(What to do): Exactly reproduce each record listed below.

|---|

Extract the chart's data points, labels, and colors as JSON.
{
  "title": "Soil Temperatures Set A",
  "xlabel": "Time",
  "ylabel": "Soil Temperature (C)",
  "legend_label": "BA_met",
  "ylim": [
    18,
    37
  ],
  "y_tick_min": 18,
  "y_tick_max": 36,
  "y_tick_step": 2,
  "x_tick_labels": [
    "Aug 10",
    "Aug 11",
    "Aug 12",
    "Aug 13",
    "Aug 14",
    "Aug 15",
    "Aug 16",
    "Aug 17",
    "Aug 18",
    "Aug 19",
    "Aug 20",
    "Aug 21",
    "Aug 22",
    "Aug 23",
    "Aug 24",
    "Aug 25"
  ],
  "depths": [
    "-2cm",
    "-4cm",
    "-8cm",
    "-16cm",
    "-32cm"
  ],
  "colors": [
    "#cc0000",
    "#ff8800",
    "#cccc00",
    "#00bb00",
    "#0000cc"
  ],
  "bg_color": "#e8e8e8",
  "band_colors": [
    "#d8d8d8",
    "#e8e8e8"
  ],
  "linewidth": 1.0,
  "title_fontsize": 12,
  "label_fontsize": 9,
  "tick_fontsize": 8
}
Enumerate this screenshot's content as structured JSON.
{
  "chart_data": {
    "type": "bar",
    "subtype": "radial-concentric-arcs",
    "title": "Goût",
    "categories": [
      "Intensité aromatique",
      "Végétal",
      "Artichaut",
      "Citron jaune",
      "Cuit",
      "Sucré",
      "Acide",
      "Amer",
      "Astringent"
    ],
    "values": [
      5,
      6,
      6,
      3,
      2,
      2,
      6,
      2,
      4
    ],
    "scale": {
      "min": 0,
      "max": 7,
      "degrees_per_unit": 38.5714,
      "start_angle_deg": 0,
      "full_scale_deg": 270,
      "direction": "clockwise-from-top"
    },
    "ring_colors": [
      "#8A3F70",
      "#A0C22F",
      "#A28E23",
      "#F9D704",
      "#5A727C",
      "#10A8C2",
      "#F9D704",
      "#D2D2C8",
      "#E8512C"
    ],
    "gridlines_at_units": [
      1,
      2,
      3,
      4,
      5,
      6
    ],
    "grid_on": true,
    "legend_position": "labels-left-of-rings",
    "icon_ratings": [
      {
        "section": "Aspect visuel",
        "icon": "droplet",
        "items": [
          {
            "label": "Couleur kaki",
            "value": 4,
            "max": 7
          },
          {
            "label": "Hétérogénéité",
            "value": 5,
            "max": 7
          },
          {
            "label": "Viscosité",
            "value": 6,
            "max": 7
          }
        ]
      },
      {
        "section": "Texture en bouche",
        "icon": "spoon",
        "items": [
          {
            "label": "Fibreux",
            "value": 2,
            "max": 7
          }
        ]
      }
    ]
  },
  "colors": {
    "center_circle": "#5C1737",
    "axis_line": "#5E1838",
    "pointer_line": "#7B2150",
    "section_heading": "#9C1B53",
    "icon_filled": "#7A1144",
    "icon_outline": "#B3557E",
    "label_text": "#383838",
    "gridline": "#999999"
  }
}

|---|

(Finished task):
Extract the chart's data points, labels, and colors as JSON.
{
  "title": "Soil Temperatures Set A",
  "xlabel": "Time",
  "ylabel": "Soil Temperature (C)",
  "legend_label": "BA_met",
  "ylim": [
    18,
    37
  ],
  "y_tick_min": 18,
  "y_tick_max": 36,
  "y_tick_step": 2,
  "x_tick_labels": [
    "Aug 10",
    "Aug 11",
    "Aug 12",
    "Aug 13",
    "Aug 14",
    "Aug 15",
    "Aug 16",
    "Aug 17",
    "Aug 18",
    "Aug 19",
    "Aug 20",
    "Aug 21",
    "Aug 22",
    "Aug 23",
    "Aug 24",
    "Aug 25"
  ],
  "depths": [
    "-2cm",
    "-4cm",
    "-8cm",
    "-16cm",
    "-32cm"
  ],
  "colors": [
    "#cc0000",
    "#ff8800",
    "#cccc00",
    "#00bb00",
    "#0000cc"
  ],
  "bg_color": "#e8e8e8",
  "band_colors": [
    "#d8d8d8",
    "#e8e8e8"
  ],
  "linewidth": 1.0,
  "title_fontsize": 12,
  "label_fontsize": 9,
  "tick_fontsize": 8
}
Enumerate this screenshot's content as structured JSON.
{
  "chart_data": {
    "type": "bar",
    "subtype": "radial-concentric-arcs",
    "title": "Goût",
    "categories": [
      "Intensité aromatique",
      "Végétal",
      "Artichaut",
      "Citron jaune",
      "Cuit",
      "Sucré",
      "Acide",
      "Amer",
      "Astringent"
    ],
    "values": [
      5,
      6,
      6,
      3,
      2,
      2,
      6,
      2,
      4
    ],
    "scale": {
      "min": 0,
      "max": 7,
      "degrees_per_unit": 38.5714,
      "start_angle_deg": 0,
      "full_scale_deg": 270,
      "direction": "clockwise-from-top"
    },
    "ring_colors": [
      "#8A3F70",
      "#A0C22F",
      "#A28E23",
      "#F9D704",
      "#5A727C",
      "#10A8C2",
      "#F9D704",
      "#D2D2C8",
      "#E8512C"
    ],
    "gridlines_at_units": [
      1,
      2,
      3,
      4,
      5,
      6
    ],
    "grid_on": true,
    "legend_position": "labels-left-of-rings",
    "icon_ratings": [
      {
        "section": "Aspect visuel",
        "icon": "droplet",
        "items": [
          {
            "label": "Couleur kaki",
            "value": 4,
            "max": 7
          },
          {
            "label": "Hétérogénéité",
            "value": 5,
            "max": 7
          },
          {
            "label": "Viscosité",
            "value": 6,
            "max": 7
          }
        ]
      },
      {
        "section": "Texture en bouche",
        "icon": "spoon",
        "items": [
          {
            "label": "Fibreux",
            "value": 2,
            "max": 7
          }
        ]
      }
    ]
  },
  "colors": {
    "center_circle": "#5C1737",
    "axis_line": "#5E1838",
    "pointer_line": "#7B2150",
    "section_heading": "#9C1B53",
    "icon_filled": "#7A1144",
    "icon_outline": "#B3557E",
    "label_text": "#383838",
    "gridline": "#999999"
  }
}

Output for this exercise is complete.